What the task asks → Repeat the records below word for word, but start at the line that contains "Enumerate this screenshot's", stop after the last line, and include nothing else.

(Data items)
--------------------------------

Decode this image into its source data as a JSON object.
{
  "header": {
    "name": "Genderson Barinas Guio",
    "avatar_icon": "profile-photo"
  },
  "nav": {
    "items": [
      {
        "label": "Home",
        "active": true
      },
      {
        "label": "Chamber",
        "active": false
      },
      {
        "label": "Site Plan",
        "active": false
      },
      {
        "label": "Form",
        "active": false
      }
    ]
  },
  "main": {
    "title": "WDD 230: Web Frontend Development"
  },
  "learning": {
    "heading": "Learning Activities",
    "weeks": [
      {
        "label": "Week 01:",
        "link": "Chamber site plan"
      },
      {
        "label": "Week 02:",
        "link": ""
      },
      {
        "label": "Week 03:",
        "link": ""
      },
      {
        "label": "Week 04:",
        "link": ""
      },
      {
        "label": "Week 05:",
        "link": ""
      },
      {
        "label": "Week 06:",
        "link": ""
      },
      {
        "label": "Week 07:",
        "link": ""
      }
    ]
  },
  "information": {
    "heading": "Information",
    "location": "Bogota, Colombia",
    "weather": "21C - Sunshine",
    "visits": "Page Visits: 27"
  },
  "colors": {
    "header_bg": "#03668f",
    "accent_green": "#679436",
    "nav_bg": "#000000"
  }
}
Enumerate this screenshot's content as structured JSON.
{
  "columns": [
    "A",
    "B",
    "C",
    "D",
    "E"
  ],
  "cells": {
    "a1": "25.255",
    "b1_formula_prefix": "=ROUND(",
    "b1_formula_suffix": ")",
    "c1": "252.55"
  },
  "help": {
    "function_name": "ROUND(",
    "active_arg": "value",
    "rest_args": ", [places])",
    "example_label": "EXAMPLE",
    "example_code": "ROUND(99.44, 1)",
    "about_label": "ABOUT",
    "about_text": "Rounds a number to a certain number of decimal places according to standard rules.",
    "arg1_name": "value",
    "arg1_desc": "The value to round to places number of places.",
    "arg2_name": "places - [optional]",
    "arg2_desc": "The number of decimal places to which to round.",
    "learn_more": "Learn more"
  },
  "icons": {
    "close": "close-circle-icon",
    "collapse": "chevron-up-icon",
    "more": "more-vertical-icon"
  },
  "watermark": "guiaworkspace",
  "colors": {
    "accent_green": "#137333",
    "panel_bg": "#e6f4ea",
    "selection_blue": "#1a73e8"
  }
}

--------------------------------

Task result →
Enumerate this screenshot's content as structured JSON.
{
  "columns": [
    "A",
    "B",
    "C",
    "D",
    "E"
  ],
  "cells": {
    "a1": "25.255",
    "b1_formula_prefix": "=ROUND(",
    "b1_formula_suffix": ")",
    "c1": "252.55"
  },
  "help": {
    "function_name": "ROUND(",
    "active_arg": "value",
    "rest_args": ", [places])",
    "example_label": "EXAMPLE",
    "example_code": "ROUND(99.44, 1)",
    "about_label": "ABOUT",
    "about_text": "Rounds a number to a certain number of decimal places according to standard rules.",
    "arg1_name": "value",
    "arg1_desc": "The value to round to places number of places.",
    "arg2_name": "places - [optional]",
    "arg2_desc": "The number of decimal places to which to round.",
    "learn_more": "Learn more"
  },
  "icons": {
    "close": "close-circle-icon",
    "collapse": "chevron-up-icon",
    "more": "more-vertical-icon"
  },
  "watermark": "guiaworkspace",
  "colors": {
    "accent_green": "#137333",
    "panel_bg": "#e6f4ea",
    "selection_blue": "#1a73e8"
  }
}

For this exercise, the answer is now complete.